Go through the data below. List every line that holds the word "user".

* [Dataset extract]:
▼
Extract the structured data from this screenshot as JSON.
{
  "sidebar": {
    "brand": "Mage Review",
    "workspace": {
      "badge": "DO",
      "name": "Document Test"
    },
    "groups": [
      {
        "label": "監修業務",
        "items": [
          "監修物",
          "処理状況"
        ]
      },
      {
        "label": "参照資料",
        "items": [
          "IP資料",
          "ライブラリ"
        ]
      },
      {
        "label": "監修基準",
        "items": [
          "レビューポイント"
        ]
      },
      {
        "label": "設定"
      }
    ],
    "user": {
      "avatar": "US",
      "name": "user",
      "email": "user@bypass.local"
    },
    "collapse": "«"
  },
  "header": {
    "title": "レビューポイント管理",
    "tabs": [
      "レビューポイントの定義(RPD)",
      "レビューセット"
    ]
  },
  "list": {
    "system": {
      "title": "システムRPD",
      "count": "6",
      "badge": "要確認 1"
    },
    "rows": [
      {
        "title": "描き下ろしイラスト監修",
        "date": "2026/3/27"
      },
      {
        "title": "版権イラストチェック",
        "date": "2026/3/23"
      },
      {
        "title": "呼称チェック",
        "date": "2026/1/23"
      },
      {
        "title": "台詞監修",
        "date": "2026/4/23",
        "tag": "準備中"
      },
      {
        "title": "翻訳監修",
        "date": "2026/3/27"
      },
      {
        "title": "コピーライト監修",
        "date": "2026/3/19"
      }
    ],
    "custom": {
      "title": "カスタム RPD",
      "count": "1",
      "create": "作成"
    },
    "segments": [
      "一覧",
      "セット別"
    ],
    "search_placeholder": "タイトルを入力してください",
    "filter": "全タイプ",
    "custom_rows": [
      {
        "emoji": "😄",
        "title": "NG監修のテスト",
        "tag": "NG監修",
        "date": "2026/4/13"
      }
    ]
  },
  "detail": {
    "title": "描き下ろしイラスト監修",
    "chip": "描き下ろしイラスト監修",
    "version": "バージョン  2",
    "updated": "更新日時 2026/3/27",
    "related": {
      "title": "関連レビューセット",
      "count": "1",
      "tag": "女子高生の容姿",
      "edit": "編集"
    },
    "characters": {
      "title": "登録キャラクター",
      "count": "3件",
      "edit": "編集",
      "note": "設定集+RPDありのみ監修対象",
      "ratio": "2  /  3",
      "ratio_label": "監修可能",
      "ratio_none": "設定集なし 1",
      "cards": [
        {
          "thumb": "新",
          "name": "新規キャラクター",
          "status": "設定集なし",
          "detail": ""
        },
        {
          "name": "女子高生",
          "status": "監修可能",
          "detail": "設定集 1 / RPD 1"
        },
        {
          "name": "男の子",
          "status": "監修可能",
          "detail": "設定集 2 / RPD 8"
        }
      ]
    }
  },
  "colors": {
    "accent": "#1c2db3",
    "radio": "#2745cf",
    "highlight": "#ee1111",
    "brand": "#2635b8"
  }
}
▲
* [The result]:
    "user": {
      "name": "user",
      "email": "user@bypass.local"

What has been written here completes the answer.